═══ DATA SHOWN ═══
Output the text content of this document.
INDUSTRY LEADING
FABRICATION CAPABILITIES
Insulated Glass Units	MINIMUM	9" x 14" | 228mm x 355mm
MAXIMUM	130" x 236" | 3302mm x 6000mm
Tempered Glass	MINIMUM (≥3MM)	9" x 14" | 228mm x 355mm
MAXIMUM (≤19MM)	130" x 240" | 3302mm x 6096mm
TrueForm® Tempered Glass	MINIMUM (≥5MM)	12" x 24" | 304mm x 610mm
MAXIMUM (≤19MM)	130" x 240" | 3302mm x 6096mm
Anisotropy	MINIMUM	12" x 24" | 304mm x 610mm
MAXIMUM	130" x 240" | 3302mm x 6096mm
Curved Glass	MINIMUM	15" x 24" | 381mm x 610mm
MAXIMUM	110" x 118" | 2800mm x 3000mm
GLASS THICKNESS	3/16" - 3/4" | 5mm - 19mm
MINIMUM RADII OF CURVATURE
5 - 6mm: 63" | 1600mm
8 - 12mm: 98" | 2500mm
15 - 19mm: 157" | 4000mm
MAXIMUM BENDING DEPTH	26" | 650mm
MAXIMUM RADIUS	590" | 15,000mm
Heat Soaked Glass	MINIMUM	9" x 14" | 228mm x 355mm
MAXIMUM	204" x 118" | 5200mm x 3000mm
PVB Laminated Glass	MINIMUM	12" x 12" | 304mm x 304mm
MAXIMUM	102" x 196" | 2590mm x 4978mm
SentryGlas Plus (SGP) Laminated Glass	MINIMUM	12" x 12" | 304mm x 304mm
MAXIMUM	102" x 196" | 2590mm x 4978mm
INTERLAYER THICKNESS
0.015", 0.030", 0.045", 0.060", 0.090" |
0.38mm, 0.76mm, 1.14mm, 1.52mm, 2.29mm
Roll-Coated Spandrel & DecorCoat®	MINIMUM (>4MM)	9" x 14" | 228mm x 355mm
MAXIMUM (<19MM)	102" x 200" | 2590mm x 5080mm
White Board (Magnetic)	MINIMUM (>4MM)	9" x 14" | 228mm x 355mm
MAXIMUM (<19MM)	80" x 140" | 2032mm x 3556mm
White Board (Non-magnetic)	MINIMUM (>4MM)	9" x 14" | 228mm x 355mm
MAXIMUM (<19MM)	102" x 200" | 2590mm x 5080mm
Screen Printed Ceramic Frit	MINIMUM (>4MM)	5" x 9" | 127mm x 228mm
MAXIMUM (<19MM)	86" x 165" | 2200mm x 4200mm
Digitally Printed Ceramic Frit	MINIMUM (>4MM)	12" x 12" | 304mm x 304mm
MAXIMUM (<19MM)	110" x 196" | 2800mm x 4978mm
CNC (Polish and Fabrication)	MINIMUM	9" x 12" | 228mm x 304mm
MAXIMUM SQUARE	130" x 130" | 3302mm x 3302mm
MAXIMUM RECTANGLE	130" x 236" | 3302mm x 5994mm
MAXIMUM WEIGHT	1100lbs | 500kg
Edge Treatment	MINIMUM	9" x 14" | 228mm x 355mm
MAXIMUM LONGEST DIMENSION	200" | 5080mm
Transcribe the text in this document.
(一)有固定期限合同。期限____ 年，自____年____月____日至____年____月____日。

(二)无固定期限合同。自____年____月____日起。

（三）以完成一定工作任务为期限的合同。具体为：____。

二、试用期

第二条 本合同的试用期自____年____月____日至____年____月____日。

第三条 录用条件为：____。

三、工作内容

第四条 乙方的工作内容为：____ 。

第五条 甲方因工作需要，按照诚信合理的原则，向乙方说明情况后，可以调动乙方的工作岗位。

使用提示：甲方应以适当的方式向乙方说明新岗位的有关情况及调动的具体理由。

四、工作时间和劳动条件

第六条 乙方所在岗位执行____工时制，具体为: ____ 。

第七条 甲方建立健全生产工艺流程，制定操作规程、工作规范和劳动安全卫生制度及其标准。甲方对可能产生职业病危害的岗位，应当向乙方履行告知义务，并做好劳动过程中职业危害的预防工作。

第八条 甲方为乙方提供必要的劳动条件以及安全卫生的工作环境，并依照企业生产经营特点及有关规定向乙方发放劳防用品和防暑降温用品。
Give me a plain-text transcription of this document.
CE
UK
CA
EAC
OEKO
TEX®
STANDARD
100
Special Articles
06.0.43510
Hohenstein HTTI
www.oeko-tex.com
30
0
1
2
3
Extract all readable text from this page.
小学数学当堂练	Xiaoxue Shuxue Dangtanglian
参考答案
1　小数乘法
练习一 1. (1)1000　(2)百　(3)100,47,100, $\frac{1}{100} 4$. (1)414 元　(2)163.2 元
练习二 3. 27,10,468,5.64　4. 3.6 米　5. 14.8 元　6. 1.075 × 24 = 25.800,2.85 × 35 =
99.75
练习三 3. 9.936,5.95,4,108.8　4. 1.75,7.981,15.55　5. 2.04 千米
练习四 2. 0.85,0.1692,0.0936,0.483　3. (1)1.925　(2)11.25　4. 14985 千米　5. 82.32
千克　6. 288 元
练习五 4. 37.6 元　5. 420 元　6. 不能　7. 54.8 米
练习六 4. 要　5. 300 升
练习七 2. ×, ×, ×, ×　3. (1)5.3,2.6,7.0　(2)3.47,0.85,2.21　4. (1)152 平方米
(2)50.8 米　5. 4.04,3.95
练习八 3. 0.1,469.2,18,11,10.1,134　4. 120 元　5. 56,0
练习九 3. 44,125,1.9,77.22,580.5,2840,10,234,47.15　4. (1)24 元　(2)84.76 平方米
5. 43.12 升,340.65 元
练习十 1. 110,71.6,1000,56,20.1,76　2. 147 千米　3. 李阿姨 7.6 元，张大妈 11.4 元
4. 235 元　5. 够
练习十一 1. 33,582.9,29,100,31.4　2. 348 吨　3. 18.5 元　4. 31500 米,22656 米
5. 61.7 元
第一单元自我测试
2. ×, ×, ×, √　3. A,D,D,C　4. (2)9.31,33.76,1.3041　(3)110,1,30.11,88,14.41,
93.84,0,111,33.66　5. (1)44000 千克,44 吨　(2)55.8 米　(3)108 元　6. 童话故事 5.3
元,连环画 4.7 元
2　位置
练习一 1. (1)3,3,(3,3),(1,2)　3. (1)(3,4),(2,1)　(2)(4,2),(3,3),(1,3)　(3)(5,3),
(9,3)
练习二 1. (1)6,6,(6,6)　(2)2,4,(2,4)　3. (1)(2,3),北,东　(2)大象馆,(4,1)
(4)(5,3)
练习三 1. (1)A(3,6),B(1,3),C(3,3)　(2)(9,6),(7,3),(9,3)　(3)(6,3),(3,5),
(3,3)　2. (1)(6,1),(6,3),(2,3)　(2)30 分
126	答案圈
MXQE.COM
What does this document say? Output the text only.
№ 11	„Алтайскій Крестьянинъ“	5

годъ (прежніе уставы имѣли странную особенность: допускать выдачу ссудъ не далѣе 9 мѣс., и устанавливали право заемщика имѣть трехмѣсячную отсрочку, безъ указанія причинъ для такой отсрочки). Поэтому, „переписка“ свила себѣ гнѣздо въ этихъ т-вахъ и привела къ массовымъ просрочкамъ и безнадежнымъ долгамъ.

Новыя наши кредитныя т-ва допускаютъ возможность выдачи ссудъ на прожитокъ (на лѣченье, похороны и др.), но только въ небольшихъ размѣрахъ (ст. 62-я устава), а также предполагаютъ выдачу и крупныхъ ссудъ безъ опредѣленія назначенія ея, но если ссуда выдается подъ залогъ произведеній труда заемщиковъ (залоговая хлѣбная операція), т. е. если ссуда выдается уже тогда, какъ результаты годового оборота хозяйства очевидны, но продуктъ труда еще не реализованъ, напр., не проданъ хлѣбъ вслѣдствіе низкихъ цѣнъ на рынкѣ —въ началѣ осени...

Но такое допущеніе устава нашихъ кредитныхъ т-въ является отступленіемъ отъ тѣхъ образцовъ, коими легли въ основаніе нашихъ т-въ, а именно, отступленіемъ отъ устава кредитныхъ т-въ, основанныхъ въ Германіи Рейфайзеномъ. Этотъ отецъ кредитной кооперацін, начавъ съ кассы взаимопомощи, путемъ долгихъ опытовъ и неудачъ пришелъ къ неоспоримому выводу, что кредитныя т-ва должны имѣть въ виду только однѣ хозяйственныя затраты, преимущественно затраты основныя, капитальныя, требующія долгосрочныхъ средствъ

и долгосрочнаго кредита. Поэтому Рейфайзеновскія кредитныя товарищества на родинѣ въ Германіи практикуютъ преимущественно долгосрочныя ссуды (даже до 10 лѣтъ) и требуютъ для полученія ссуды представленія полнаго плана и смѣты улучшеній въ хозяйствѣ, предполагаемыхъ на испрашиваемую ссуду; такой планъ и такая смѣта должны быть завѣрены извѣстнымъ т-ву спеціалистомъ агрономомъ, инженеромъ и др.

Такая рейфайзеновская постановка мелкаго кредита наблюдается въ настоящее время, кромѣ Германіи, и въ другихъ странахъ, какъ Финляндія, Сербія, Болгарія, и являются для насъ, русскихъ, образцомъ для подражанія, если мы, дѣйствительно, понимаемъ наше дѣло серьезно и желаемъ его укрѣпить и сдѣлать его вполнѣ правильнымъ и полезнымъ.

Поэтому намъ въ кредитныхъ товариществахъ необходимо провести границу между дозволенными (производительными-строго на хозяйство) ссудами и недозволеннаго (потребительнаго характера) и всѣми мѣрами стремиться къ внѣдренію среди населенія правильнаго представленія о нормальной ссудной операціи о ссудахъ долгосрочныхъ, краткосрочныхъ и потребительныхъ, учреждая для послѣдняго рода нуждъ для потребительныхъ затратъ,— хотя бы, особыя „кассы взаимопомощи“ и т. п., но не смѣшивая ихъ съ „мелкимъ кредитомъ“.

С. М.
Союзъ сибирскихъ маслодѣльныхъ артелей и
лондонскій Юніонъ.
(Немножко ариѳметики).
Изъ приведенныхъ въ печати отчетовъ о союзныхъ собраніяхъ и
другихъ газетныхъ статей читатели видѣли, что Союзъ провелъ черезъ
═══
Identify each line in the records above that contains the word "Output", and copy it out in full.

WRITTEN RESPONSE:
Output the text content of this document.
What does this document say? Output the text only.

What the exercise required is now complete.